- **What is expected**: Which lines in the material below contain the word "name"? Copy each of them.

(A block of data)
↓
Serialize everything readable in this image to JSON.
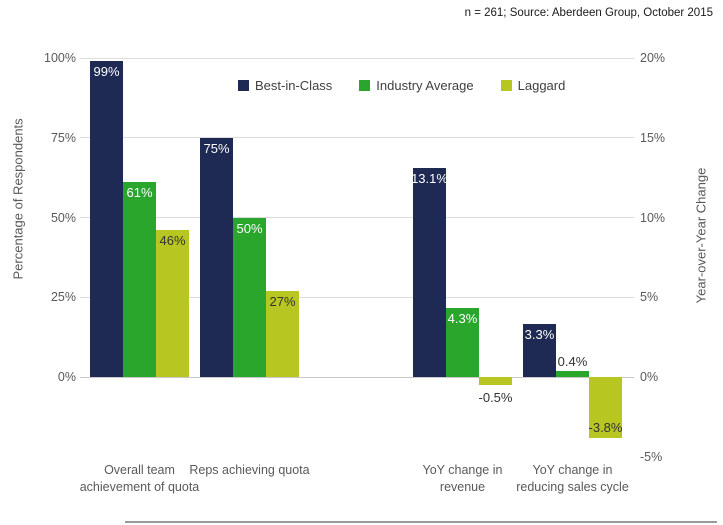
{
  "source_note": "n = 261; Source: Aberdeen Group, October 2015",
  "chart_data": {
    "type": "bar",
    "title": "",
    "source_note": "n = 261; Source: Aberdeen Group, October 2015",
    "legend_position": "top-center",
    "grid": true,
    "left_axis": {
      "label": "Percentage of Respondents",
      "ticks": [
        {
          "value": 100,
          "label": "100%"
        },
        {
          "value": 75,
          "label": "75%"
        },
        {
          "value": 50,
          "label": "50%"
        },
        {
          "value": 25,
          "label": "25%"
        },
        {
          "value": 0,
          "label": "0%"
        }
      ],
      "range": [
        0,
        100
      ]
    },
    "right_axis": {
      "label": "Year-over-Year  Change",
      "ticks": [
        {
          "value": 20,
          "label": "20%"
        },
        {
          "value": 15,
          "label": "15%"
        },
        {
          "value": 10,
          "label": "10%"
        },
        {
          "value": 5,
          "label": "5%"
        },
        {
          "value": 0,
          "label": "0%"
        },
        {
          "value": -5,
          "label": "-5%"
        }
      ],
      "range": [
        -5,
        20
      ]
    },
    "series": [
      {
        "name": "Best-in-Class",
        "color": "#1E2A54"
      },
      {
        "name": "Industry Average",
        "color": "#2AA62D"
      },
      {
        "name": "Laggard",
        "color": "#B7C621"
      }
    ],
    "groups": [
      {
        "category": "Overall team achievement of quota",
        "axis": "left",
        "values": [
          99,
          61,
          46
        ],
        "labels": [
          "99%",
          "61%",
          "46%"
        ]
      },
      {
        "category": "Reps achieving quota",
        "axis": "left",
        "values": [
          75,
          50,
          27
        ],
        "labels": [
          "75%",
          "50%",
          "27%"
        ]
      },
      {
        "category": "YoY change in revenue",
        "axis": "right",
        "values": [
          13.1,
          4.3,
          -0.5
        ],
        "labels": [
          "13.1%",
          "4.3%",
          "-0.5%"
        ]
      },
      {
        "category": "YoY change in reducing sales cycle",
        "axis": "right",
        "values": [
          3.3,
          0.4,
          -3.8
        ],
        "labels": [
          "3.3%",
          "0.4%",
          "-3.8%"
        ]
      }
    ],
    "colors": {
      "grid": "#dcdcdc",
      "axis_text": "#595959",
      "value_label_light": "#ffffff",
      "value_label_dark": "#333333"
    }
  }
}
↑
- **Response to the task**:
        "name": "Best-in-Class",
        "name": "Industry Average",
        "name": "Laggard",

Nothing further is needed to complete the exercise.